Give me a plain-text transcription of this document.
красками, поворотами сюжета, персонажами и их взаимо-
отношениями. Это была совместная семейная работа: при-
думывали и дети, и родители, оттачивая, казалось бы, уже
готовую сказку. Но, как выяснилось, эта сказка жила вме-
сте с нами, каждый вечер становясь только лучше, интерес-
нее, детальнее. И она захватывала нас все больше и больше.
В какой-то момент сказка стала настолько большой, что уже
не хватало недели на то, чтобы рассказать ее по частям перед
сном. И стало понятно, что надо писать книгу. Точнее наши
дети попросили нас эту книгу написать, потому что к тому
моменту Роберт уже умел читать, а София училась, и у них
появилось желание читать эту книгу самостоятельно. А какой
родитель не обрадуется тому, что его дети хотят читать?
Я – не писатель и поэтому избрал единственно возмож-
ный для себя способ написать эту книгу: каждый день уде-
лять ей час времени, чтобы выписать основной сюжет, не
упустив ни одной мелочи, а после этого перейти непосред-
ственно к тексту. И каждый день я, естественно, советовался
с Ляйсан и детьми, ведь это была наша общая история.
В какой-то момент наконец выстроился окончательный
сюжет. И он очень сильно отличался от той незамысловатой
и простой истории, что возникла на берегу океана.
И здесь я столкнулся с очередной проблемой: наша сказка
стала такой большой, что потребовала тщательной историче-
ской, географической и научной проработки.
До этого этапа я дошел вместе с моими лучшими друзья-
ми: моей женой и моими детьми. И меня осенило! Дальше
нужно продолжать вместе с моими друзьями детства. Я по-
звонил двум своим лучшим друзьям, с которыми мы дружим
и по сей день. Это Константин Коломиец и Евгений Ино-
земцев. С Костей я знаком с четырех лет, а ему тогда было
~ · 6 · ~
□ □ □ □ □ □ □
Exercise details
Your task is to extract all of the records exactly.

Response below
Give me a plain-text transcription of this document.
красками, поворотами сюжета, персонажами и их взаимо-
отношениями. Это была совместная семейная работа: при-
думывали и дети, и родители, оттачивая, казалось бы, уже
готовую сказку. Но, как выяснилось, эта сказка жила вме-
сте с нами, каждый вечер становясь только лучше, интерес-
нее, детальнее. И она захватывала нас все больше и больше.
В какой-то момент сказка стала настолько большой, что уже
не хватало недели на то, чтобы рассказать ее по частям перед
сном. И стало понятно, что надо писать книгу. Точнее наши
дети попросили нас эту книгу написать, потому что к тому
моменту Роберт уже умел читать, а София училась, и у них
появилось желание читать эту книгу самостоятельно. А какой
родитель не обрадуется тому, что его дети хотят читать?
Я – не писатель и поэтому избрал единственно возмож-
ный для себя способ написать эту книгу: каждый день уде-
лять ей час времени, чтобы выписать основной сюжет, не
упустив ни одной мелочи, а после этого перейти непосред-
ственно к тексту. И каждый день я, естественно, советовался
с Ляйсан и детьми, ведь это была наша общая история.
В какой-то момент наконец выстроился окончательный
сюжет. И он очень сильно отличался от той незамысловатой
и простой истории, что возникла на берегу океана.
И здесь я столкнулся с очередной проблемой: наша сказка
стала такой большой, что потребовала тщательной историче-
ской, географической и научной проработки.
До этого этапа я дошел вместе с моими лучшими друзья-
ми: моей женой и моими детьми. И меня осенило! Дальше
нужно продолжать вместе с моими друзьями детства. Я по-
звонил двум своим лучшим друзьям, с которыми мы дружим
и по сей день. Это Константин Коломиец и Евгений Ино-
земцев. С Костей я знаком с четырех лет, а ему тогда было
~ · 6 · ~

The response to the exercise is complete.